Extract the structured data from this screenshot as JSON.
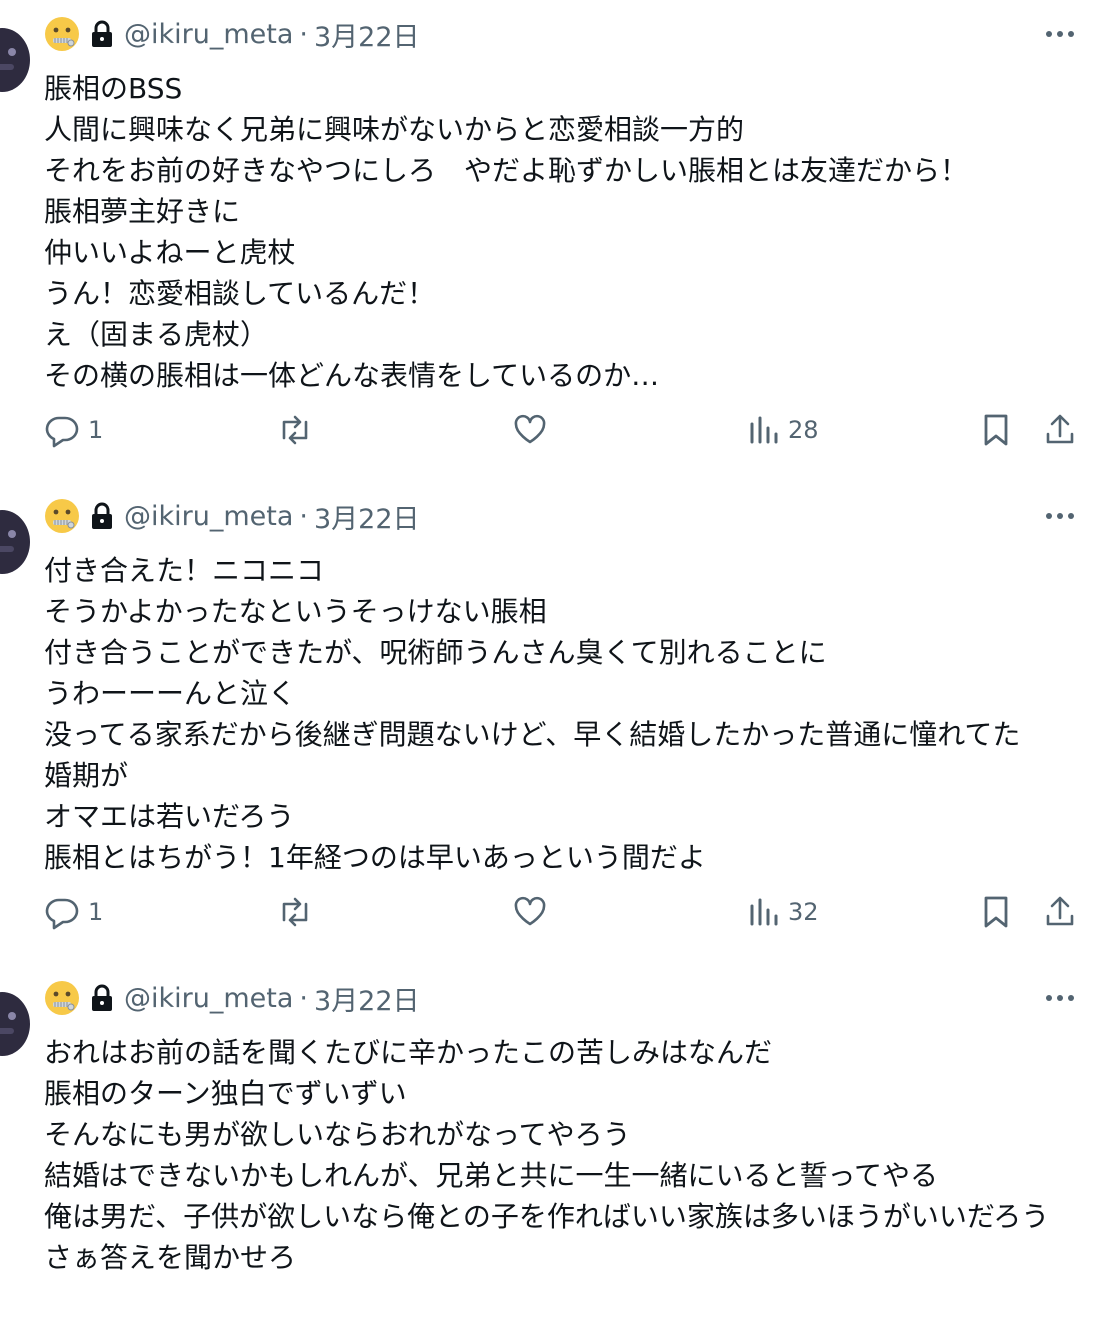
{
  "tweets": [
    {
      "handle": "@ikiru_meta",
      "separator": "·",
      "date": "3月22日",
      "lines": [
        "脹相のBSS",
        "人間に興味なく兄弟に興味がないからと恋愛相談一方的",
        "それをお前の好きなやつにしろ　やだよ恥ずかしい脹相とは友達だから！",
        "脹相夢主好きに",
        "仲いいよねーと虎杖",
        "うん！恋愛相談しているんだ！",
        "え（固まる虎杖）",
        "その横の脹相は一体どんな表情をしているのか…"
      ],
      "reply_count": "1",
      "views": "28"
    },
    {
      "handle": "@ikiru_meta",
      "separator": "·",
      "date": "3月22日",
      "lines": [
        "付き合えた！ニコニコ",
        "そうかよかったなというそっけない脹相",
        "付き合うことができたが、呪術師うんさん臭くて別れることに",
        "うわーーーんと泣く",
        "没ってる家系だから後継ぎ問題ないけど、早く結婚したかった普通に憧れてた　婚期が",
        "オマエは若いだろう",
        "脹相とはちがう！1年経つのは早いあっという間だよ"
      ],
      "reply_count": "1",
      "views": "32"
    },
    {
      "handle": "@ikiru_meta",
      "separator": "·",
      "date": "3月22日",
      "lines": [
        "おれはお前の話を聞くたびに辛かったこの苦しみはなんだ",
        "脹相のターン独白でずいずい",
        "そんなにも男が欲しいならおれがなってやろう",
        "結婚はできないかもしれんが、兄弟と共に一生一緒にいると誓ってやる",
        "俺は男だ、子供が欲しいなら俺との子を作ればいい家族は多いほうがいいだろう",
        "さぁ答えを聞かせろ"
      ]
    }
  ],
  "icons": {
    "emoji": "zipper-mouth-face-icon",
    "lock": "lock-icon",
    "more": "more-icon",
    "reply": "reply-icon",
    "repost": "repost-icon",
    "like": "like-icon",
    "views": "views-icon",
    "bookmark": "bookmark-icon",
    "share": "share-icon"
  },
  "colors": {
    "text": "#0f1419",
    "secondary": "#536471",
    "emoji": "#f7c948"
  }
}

────────────────────

▶ [Set exercise]: Write out every entry again word for word, without any of the pictures.

▶ [Answer below]:
Extract the structured data from this screenshot as JSON.
{
  "tweets": [
    {
      "handle": "@ikiru_meta",
      "separator": "·",
      "date": "3月22日",
      "lines": [
        "脹相のBSS",
        "人間に興味なく兄弟に興味がないからと恋愛相談一方的",
        "それをお前の好きなやつにしろ　やだよ恥ずかしい脹相とは友達だから！",
        "脹相夢主好きに",
        "仲いいよねーと虎杖",
        "うん！恋愛相談しているんだ！",
        "え（固まる虎杖）",
        "その横の脹相は一体どんな表情をしているのか…"
      ],
      "reply_count": "1",
      "views": "28"
    },
    {
      "handle": "@ikiru_meta",
      "separator": "·",
      "date": "3月22日",
      "lines": [
        "付き合えた！ニコニコ",
        "そうかよかったなというそっけない脹相",
        "付き合うことができたが、呪術師うんさん臭くて別れることに",
        "うわーーーんと泣く",
        "没ってる家系だから後継ぎ問題ないけど、早く結婚したかった普通に憧れてた　婚期が",
        "オマエは若いだろう",
        "脹相とはちがう！1年経つのは早いあっという間だよ"
      ],
      "reply_count": "1",
      "views": "32"
    },
    {
      "handle": "@ikiru_meta",
      "separator": "·",
      "date": "3月22日",
      "lines": [
        "おれはお前の話を聞くたびに辛かったこの苦しみはなんだ",
        "脹相のターン独白でずいずい",
        "そんなにも男が欲しいならおれがなってやろう",
        "結婚はできないかもしれんが、兄弟と共に一生一緒にいると誓ってやる",
        "俺は男だ、子供が欲しいなら俺との子を作ればいい家族は多いほうがいいだろう",
        "さぁ答えを聞かせろ"
      ]
    }
  ],
  "icons": {
    "emoji": "zipper-mouth-face-icon",
    "lock": "lock-icon",
    "more": "more-icon",
    "reply": "reply-icon",
    "repost": "repost-icon",
    "like": "like-icon",
    "views": "views-icon",
    "bookmark": "bookmark-icon",
    "share": "share-icon"
  },
  "colors": {
    "text": "#0f1419",
    "secondary": "#536471",
    "emoji": "#f7c948"
  }
}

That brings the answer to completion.